* _Your instructions_
Exactly reproduce each line of the listing that follows.

* _Entries from a dataset_
######

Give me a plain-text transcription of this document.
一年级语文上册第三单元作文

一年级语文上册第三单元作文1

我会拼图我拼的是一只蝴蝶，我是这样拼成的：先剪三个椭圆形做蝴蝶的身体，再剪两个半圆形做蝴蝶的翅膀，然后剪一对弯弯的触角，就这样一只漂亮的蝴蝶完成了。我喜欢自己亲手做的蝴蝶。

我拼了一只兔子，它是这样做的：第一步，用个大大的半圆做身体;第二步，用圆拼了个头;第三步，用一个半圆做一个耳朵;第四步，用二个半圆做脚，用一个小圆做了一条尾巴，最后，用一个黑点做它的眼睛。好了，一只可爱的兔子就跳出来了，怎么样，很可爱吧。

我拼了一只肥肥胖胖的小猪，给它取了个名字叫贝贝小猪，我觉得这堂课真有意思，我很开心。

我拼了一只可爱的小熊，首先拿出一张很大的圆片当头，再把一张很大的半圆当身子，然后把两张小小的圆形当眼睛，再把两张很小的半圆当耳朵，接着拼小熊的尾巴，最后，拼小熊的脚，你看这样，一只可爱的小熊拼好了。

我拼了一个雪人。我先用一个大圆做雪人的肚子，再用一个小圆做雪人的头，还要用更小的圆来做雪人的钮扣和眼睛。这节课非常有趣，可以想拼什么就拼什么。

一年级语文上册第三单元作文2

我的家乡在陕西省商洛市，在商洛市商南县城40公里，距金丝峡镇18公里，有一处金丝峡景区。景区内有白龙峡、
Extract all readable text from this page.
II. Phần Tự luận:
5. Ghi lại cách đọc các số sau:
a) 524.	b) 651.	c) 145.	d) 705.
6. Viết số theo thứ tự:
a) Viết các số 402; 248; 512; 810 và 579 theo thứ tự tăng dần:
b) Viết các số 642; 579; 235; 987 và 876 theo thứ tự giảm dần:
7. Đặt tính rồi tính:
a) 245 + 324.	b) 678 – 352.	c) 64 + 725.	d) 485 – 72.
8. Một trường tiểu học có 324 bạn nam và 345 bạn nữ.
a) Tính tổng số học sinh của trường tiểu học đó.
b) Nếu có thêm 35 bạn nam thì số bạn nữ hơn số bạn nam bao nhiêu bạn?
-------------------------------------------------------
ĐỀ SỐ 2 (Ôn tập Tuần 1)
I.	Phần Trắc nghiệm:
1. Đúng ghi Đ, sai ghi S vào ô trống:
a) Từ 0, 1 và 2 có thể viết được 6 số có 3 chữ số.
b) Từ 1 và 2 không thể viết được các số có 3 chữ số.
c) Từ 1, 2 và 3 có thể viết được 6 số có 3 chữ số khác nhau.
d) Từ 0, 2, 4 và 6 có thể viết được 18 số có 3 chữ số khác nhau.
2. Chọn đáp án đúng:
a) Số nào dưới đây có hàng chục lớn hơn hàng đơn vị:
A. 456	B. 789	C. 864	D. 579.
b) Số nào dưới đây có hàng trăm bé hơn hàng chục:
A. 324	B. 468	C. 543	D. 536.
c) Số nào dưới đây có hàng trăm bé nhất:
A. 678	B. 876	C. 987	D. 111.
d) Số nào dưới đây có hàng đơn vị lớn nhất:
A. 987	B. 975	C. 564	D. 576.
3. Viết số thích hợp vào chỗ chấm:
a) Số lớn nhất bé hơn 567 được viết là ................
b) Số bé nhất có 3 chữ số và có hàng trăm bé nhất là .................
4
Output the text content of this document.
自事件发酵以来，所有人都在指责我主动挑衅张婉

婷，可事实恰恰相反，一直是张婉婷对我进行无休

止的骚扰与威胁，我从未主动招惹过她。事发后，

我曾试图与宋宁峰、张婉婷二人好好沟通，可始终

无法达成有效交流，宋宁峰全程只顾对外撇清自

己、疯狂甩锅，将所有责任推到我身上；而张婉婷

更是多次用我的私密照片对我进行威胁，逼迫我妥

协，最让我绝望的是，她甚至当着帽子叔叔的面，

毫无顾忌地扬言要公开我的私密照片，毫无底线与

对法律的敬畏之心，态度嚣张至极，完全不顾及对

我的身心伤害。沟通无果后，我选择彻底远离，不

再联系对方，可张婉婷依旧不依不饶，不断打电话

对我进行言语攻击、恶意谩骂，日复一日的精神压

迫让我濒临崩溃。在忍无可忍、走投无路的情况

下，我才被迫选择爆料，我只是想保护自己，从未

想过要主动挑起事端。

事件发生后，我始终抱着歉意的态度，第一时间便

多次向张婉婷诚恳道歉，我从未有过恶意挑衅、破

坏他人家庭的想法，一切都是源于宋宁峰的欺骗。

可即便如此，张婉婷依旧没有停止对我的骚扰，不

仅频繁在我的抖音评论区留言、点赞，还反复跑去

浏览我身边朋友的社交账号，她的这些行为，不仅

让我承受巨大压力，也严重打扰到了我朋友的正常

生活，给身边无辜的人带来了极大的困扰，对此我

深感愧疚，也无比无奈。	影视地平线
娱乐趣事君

######

* _Answer to the exercise_
Give me a plain-text transcription of this document.
一年级语文上册第三单元作文

一年级语文上册第三单元作文1

我会拼图我拼的是一只蝴蝶，我是这样拼成的：先剪三个椭圆形做蝴蝶的身体，再剪两个半圆形做蝴蝶的翅膀，然后剪一对弯弯的触角，就这样一只漂亮的蝴蝶完成了。我喜欢自己亲手做的蝴蝶。

我拼了一只兔子，它是这样做的：第一步，用个大大的半圆做身体;第二步，用圆拼了个头;第三步，用一个半圆做一个耳朵;第四步，用二个半圆做脚，用一个小圆做了一条尾巴，最后，用一个黑点做它的眼睛。好了，一只可爱的兔子就跳出来了，怎么样，很可爱吧。

我拼了一只肥肥胖胖的小猪，给它取了个名字叫贝贝小猪，我觉得这堂课真有意思，我很开心。

我拼了一只可爱的小熊，首先拿出一张很大的圆片当头，再把一张很大的半圆当身子，然后把两张小小的圆形当眼睛，再把两张很小的半圆当耳朵，接着拼小熊的尾巴，最后，拼小熊的脚，你看这样，一只可爱的小熊拼好了。

我拼了一个雪人。我先用一个大圆做雪人的肚子，再用一个小圆做雪人的头，还要用更小的圆来做雪人的钮扣和眼睛。这节课非常有趣，可以想拼什么就拼什么。

一年级语文上册第三单元作文2

我的家乡在陕西省商洛市，在商洛市商南县城40公里，距金丝峡镇18公里，有一处金丝峡景区。景区内有白龙峡、
Extract all readable text from this page.
II. Phần Tự luận:
5. Ghi lại cách đọc các số sau:
a) 524.	b) 651.	c) 145.	d) 705.
6. Viết số theo thứ tự:
a) Viết các số 402; 248; 512; 810 và 579 theo thứ tự tăng dần:
b) Viết các số 642; 579; 235; 987 và 876 theo thứ tự giảm dần:
7. Đặt tính rồi tính:
a) 245 + 324.	b) 678 – 352.	c) 64 + 725.	d) 485 – 72.
8. Một trường tiểu học có 324 bạn nam và 345 bạn nữ.
a) Tính tổng số học sinh của trường tiểu học đó.
b) Nếu có thêm 35 bạn nam thì số bạn nữ hơn số bạn nam bao nhiêu bạn?
-------------------------------------------------------
ĐỀ SỐ 2 (Ôn tập Tuần 1)
I.	Phần Trắc nghiệm:
1. Đúng ghi Đ, sai ghi S vào ô trống:
a) Từ 0, 1 và 2 có thể viết được 6 số có 3 chữ số.
b) Từ 1 và 2 không thể viết được các số có 3 chữ số.
c) Từ 1, 2 và 3 có thể viết được 6 số có 3 chữ số khác nhau.
d) Từ 0, 2, 4 và 6 có thể viết được 18 số có 3 chữ số khác nhau.
2. Chọn đáp án đúng:
a) Số nào dưới đây có hàng chục lớn hơn hàng đơn vị:
A. 456	B. 789	C. 864	D. 579.
b) Số nào dưới đây có hàng trăm bé hơn hàng chục:
A. 324	B. 468	C. 543	D. 536.
c) Số nào dưới đây có hàng trăm bé nhất:
A. 678	B. 876	C. 987	D. 111.
d) Số nào dưới đây có hàng đơn vị lớn nhất:
A. 987	B. 975	C. 564	D. 576.
3. Viết số thích hợp vào chỗ chấm:
a) Số lớn nhất bé hơn 567 được viết là ................
b) Số bé nhất có 3 chữ số và có hàng trăm bé nhất là .................
4
Output the text content of this document.
自事件发酵以来，所有人都在指责我主动挑衅张婉

婷，可事实恰恰相反，一直是张婉婷对我进行无休

止的骚扰与威胁，我从未主动招惹过她。事发后，

我曾试图与宋宁峰、张婉婷二人好好沟通，可始终

无法达成有效交流，宋宁峰全程只顾对外撇清自

己、疯狂甩锅，将所有责任推到我身上；而张婉婷

更是多次用我的私密照片对我进行威胁，逼迫我妥

协，最让我绝望的是，她甚至当着帽子叔叔的面，

毫无顾忌地扬言要公开我的私密照片，毫无底线与

对法律的敬畏之心，态度嚣张至极，完全不顾及对

我的身心伤害。沟通无果后，我选择彻底远离，不

再联系对方，可张婉婷依旧不依不饶，不断打电话

对我进行言语攻击、恶意谩骂，日复一日的精神压

迫让我濒临崩溃。在忍无可忍、走投无路的情况

下，我才被迫选择爆料，我只是想保护自己，从未

想过要主动挑起事端。

事件发生后，我始终抱着歉意的态度，第一时间便

多次向张婉婷诚恳道歉，我从未有过恶意挑衅、破

坏他人家庭的想法，一切都是源于宋宁峰的欺骗。

可即便如此，张婉婷依旧没有停止对我的骚扰，不

仅频繁在我的抖音评论区留言、点赞，还反复跑去

浏览我身边朋友的社交账号，她的这些行为，不仅

让我承受巨大压力，也严重打扰到了我朋友的正常

生活，给身边无辜的人带来了极大的困扰，对此我

深感愧疚，也无比无奈。	影视地平线
娱乐趣事君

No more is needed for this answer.